=== SUPPLIED MATERIAL ===

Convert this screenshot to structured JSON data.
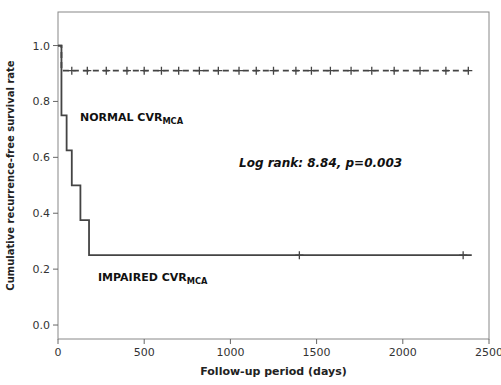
{
  "chart_data": {
    "type": "step",
    "xlabel": "Follow-up period (days)",
    "ylabel": "Cumulative recurrence-free survival rate",
    "xlim": [
      0,
      2500
    ],
    "ylim": [
      -0.05,
      1.12
    ],
    "xticks": [
      0,
      500,
      1000,
      1500,
      2000,
      2500
    ],
    "yticks": [
      {
        "value": 0.0,
        "label": "0.0"
      },
      0.2,
      0.4,
      0.6,
      0.8,
      {
        "value": 1.0,
        "label": "1.0"
      }
    ],
    "grid": false,
    "series": [
      {
        "color": "#444444",
        "line_style": "dashed",
        "x": [
          0,
          20,
          20,
          2400
        ],
        "values": [
          1.0,
          1.0,
          0.91,
          0.91
        ],
        "censors": {
          "marker": "plus",
          "x": [
            80,
            170,
            280,
            400,
            500,
            600,
            700,
            820,
            930,
            1050,
            1150,
            1250,
            1380,
            1470,
            1580,
            1700,
            1820,
            1950,
            2100,
            2250,
            2380
          ],
          "values": [
            0.91,
            0.91,
            0.91,
            0.91,
            0.91,
            0.91,
            0.91,
            0.91,
            0.91,
            0.91,
            0.91,
            0.91,
            0.91,
            0.91,
            0.91,
            0.91,
            0.91,
            0.91,
            0.91,
            0.91,
            0.91
          ]
        }
      },
      {
        "color": "#444444",
        "line_style": "solid",
        "x": [
          0,
          20,
          20,
          50,
          50,
          80,
          80,
          130,
          130,
          180,
          180,
          2400
        ],
        "values": [
          1.0,
          1.0,
          0.75,
          0.75,
          0.625,
          0.625,
          0.5,
          0.5,
          0.375,
          0.375,
          0.25,
          0.25
        ],
        "censors": {
          "marker": "plus",
          "x": [
            1400,
            2350
          ],
          "values": [
            0.25,
            0.25
          ]
        }
      }
    ],
    "annotations": [
      {
        "text": "NORMAL CVR",
        "subscript": "MCA"
      },
      {
        "text": "IMPAIRED CVR",
        "subscript": "MCA"
      },
      {
        "text": "Log rank: 8.84, p=0.003"
      }
    ]
  }
}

===

GIVEN INSTRUCTION:
Out of the material above, gather each line where "text" appears.

SOLUTION FOR THIS PROBLEM:
        "text": "NORMAL CVR",
        "text": "IMPAIRED CVR",
        "text": "Log rank: 8.84, p=0.003"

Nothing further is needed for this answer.